Stored records
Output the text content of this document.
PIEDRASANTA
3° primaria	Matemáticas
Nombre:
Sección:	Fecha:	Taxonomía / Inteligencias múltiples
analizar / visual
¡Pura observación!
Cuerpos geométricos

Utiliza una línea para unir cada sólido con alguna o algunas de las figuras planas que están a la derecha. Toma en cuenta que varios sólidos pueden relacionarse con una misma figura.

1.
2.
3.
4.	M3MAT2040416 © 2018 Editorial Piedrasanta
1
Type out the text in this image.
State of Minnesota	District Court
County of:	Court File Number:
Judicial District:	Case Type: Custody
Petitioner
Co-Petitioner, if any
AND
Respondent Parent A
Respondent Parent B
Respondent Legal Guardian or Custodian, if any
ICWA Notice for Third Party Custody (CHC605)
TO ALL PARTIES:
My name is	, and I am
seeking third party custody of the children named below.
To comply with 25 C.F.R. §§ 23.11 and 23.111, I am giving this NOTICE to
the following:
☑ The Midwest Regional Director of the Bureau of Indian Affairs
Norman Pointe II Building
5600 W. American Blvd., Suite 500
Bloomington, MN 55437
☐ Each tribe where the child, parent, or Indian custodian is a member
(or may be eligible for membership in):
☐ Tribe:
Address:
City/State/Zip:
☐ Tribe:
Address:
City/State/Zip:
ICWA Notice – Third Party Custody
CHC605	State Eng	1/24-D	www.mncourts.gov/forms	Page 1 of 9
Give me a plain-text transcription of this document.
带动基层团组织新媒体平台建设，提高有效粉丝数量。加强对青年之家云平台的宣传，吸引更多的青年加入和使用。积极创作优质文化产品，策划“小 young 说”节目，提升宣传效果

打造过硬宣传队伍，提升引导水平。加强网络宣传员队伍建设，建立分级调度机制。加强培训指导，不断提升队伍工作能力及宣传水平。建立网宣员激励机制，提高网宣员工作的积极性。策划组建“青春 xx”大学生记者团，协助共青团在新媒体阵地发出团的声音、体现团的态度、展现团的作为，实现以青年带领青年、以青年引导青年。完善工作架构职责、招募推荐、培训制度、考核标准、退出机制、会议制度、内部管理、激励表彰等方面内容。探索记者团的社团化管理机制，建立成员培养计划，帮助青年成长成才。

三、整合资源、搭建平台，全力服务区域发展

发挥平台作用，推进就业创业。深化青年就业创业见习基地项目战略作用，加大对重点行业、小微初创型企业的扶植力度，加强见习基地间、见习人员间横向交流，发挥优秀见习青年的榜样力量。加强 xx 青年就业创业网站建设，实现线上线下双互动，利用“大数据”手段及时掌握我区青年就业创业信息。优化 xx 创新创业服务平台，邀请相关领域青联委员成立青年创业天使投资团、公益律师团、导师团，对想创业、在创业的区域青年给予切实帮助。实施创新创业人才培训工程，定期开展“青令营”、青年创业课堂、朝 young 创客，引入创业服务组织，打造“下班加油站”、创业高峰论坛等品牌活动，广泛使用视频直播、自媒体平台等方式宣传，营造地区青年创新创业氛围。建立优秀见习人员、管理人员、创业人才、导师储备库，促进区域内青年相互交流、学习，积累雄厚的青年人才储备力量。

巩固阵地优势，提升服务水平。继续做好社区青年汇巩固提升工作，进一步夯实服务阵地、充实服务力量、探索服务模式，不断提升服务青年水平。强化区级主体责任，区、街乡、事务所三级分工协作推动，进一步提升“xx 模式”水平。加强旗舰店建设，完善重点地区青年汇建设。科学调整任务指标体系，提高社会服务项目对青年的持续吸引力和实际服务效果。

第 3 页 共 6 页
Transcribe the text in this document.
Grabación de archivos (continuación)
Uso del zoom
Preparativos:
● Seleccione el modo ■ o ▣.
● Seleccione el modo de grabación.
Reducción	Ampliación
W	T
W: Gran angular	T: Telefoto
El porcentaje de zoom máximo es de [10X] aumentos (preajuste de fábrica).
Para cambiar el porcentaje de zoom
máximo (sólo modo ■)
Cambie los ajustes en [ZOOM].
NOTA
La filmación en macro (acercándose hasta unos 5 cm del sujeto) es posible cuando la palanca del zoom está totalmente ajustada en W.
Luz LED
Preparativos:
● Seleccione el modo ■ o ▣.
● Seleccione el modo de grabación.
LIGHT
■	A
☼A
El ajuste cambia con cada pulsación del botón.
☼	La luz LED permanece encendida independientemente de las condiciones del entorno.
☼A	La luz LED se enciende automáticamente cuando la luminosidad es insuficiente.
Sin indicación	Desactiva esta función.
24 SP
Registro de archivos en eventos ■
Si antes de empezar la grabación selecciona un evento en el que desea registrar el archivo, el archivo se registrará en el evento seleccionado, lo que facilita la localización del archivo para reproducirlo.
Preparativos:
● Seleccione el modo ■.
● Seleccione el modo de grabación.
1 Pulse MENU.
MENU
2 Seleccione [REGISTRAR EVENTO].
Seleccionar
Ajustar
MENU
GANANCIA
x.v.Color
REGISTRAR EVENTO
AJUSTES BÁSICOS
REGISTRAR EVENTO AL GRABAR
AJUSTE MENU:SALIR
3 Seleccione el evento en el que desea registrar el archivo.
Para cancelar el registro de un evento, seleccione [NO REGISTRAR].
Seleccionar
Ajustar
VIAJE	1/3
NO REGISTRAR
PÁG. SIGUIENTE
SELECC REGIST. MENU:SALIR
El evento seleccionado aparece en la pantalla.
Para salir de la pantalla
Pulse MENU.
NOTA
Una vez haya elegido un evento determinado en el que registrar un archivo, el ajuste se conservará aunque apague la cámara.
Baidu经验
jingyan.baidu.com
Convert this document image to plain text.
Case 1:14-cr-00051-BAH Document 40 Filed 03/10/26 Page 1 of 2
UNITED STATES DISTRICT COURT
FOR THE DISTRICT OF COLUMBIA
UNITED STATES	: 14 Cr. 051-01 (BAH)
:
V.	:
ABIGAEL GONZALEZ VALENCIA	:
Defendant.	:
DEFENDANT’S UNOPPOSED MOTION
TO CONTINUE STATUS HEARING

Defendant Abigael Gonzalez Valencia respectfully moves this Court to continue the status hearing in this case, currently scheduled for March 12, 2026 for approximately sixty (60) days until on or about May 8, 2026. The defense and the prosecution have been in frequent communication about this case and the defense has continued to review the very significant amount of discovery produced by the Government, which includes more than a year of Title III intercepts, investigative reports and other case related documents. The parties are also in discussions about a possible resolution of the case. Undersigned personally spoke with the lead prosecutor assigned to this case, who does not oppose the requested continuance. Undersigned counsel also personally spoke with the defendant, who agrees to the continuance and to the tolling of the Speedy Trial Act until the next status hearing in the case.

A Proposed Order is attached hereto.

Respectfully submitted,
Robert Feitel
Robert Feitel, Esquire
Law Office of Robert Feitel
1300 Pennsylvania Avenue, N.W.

**Task goal**
Repeat all the entries exactly as given.

**Output of the exercise**
Output the text content of this document.
PIEDRASANTA
3° primaria	Matemáticas
Nombre:
Sección:	Fecha:	Taxonomía / Inteligencias múltiples
analizar / visual
¡Pura observación!
Cuerpos geométricos

Utiliza una línea para unir cada sólido con alguna o algunas de las figuras planas que están a la derecha. Toma en cuenta que varios sólidos pueden relacionarse con una misma figura.

1.
2.
3.
4.	M3MAT2040416 © 2018 Editorial Piedrasanta
1
Type out the text in this image.
State of Minnesota	District Court
County of:	Court File Number:
Judicial District:	Case Type: Custody
Petitioner
Co-Petitioner, if any
AND
Respondent Parent A
Respondent Parent B
Respondent Legal Guardian or Custodian, if any
ICWA Notice for Third Party Custody (CHC605)
TO ALL PARTIES:
My name is	, and I am
seeking third party custody of the children named below.
To comply with 25 C.F.R. §§ 23.11 and 23.111, I am giving this NOTICE to
the following:
☑ The Midwest Regional Director of the Bureau of Indian Affairs
Norman Pointe II Building
5600 W. American Blvd., Suite 500
Bloomington, MN 55437
☐ Each tribe where the child, parent, or Indian custodian is a member
(or may be eligible for membership in):
☐ Tribe:
Address:
City/State/Zip:
☐ Tribe:
Address:
City/State/Zip:
ICWA Notice – Third Party Custody
CHC605	State Eng	1/24-D	www.mncourts.gov/forms	Page 1 of 9
Give me a plain-text transcription of this document.
带动基层团组织新媒体平台建设，提高有效粉丝数量。加强对青年之家云平台的宣传，吸引更多的青年加入和使用。积极创作优质文化产品，策划“小 young 说”节目，提升宣传效果

打造过硬宣传队伍，提升引导水平。加强网络宣传员队伍建设，建立分级调度机制。加强培训指导，不断提升队伍工作能力及宣传水平。建立网宣员激励机制，提高网宣员工作的积极性。策划组建“青春 xx”大学生记者团，协助共青团在新媒体阵地发出团的声音、体现团的态度、展现团的作为，实现以青年带领青年、以青年引导青年。完善工作架构职责、招募推荐、培训制度、考核标准、退出机制、会议制度、内部管理、激励表彰等方面内容。探索记者团的社团化管理机制，建立成员培养计划，帮助青年成长成才。

三、整合资源、搭建平台，全力服务区域发展

发挥平台作用，推进就业创业。深化青年就业创业见习基地项目战略作用，加大对重点行业、小微初创型企业的扶植力度，加强见习基地间、见习人员间横向交流，发挥优秀见习青年的榜样力量。加强 xx 青年就业创业网站建设，实现线上线下双互动，利用“大数据”手段及时掌握我区青年就业创业信息。优化 xx 创新创业服务平台，邀请相关领域青联委员成立青年创业天使投资团、公益律师团、导师团，对想创业、在创业的区域青年给予切实帮助。实施创新创业人才培训工程，定期开展“青令营”、青年创业课堂、朝 young 创客，引入创业服务组织，打造“下班加油站”、创业高峰论坛等品牌活动，广泛使用视频直播、自媒体平台等方式宣传，营造地区青年创新创业氛围。建立优秀见习人员、管理人员、创业人才、导师储备库，促进区域内青年相互交流、学习，积累雄厚的青年人才储备力量。

巩固阵地优势，提升服务水平。继续做好社区青年汇巩固提升工作，进一步夯实服务阵地、充实服务力量、探索服务模式，不断提升服务青年水平。强化区级主体责任，区、街乡、事务所三级分工协作推动，进一步提升“xx 模式”水平。加强旗舰店建设，完善重点地区青年汇建设。科学调整任务指标体系，提高社会服务项目对青年的持续吸引力和实际服务效果。

第 3 页 共 6 页
Transcribe the text in this document.
Grabación de archivos (continuación)
Uso del zoom
Preparativos:
● Seleccione el modo ■ o ▣.
● Seleccione el modo de grabación.
Reducción	Ampliación
W	T
W: Gran angular	T: Telefoto
El porcentaje de zoom máximo es de [10X] aumentos (preajuste de fábrica).
Para cambiar el porcentaje de zoom
máximo (sólo modo ■)
Cambie los ajustes en [ZOOM].
NOTA
La filmación en macro (acercándose hasta unos 5 cm del sujeto) es posible cuando la palanca del zoom está totalmente ajustada en W.
Luz LED
Preparativos:
● Seleccione el modo ■ o ▣.
● Seleccione el modo de grabación.
LIGHT
■	A
☼A
El ajuste cambia con cada pulsación del botón.
☼	La luz LED permanece encendida independientemente de las condiciones del entorno.
☼A	La luz LED se enciende automáticamente cuando la luminosidad es insuficiente.
Sin indicación	Desactiva esta función.
24 SP
Registro de archivos en eventos ■
Si antes de empezar la grabación selecciona un evento en el que desea registrar el archivo, el archivo se registrará en el evento seleccionado, lo que facilita la localización del archivo para reproducirlo.
Preparativos:
● Seleccione el modo ■.
● Seleccione el modo de grabación.
1 Pulse MENU.
MENU
2 Seleccione [REGISTRAR EVENTO].
Seleccionar
Ajustar
MENU
GANANCIA
x.v.Color
REGISTRAR EVENTO
AJUSTES BÁSICOS
REGISTRAR EVENTO AL GRABAR
AJUSTE MENU:SALIR
3 Seleccione el evento en el que desea registrar el archivo.
Para cancelar el registro de un evento, seleccione [NO REGISTRAR].
Seleccionar
Ajustar
VIAJE	1/3
NO REGISTRAR
PÁG. SIGUIENTE
SELECC REGIST. MENU:SALIR
El evento seleccionado aparece en la pantalla.
Para salir de la pantalla
Pulse MENU.
NOTA
Una vez haya elegido un evento determinado en el que registrar un archivo, el ajuste se conservará aunque apague la cámara.
Baidu经验
jingyan.baidu.com
Convert this document image to plain text.
Case 1:14-cr-00051-BAH Document 40 Filed 03/10/26 Page 1 of 2
UNITED STATES DISTRICT COURT
FOR THE DISTRICT OF COLUMBIA
UNITED STATES	: 14 Cr. 051-01 (BAH)
:
V.	:
ABIGAEL GONZALEZ VALENCIA	:
Defendant.	:
DEFENDANT’S UNOPPOSED MOTION
TO CONTINUE STATUS HEARING

Defendant Abigael Gonzalez Valencia respectfully moves this Court to continue the status hearing in this case, currently scheduled for March 12, 2026 for approximately sixty (60) days until on or about May 8, 2026. The defense and the prosecution have been in frequent communication about this case and the defense has continued to review the very significant amount of discovery produced by the Government, which includes more than a year of Title III intercepts, investigative reports and other case related documents. The parties are also in discussions about a possible resolution of the case. Undersigned personally spoke with the lead prosecutor assigned to this case, who does not oppose the requested continuance. Undersigned counsel also personally spoke with the defendant, who agrees to the continuance and to the tolling of the Speedy Trial Act until the next status hearing in the case.

A Proposed Order is attached hereto.

Respectfully submitted,
Robert Feitel
Robert Feitel, Esquire
Law Office of Robert Feitel
1300 Pennsylvania Avenue, N.W.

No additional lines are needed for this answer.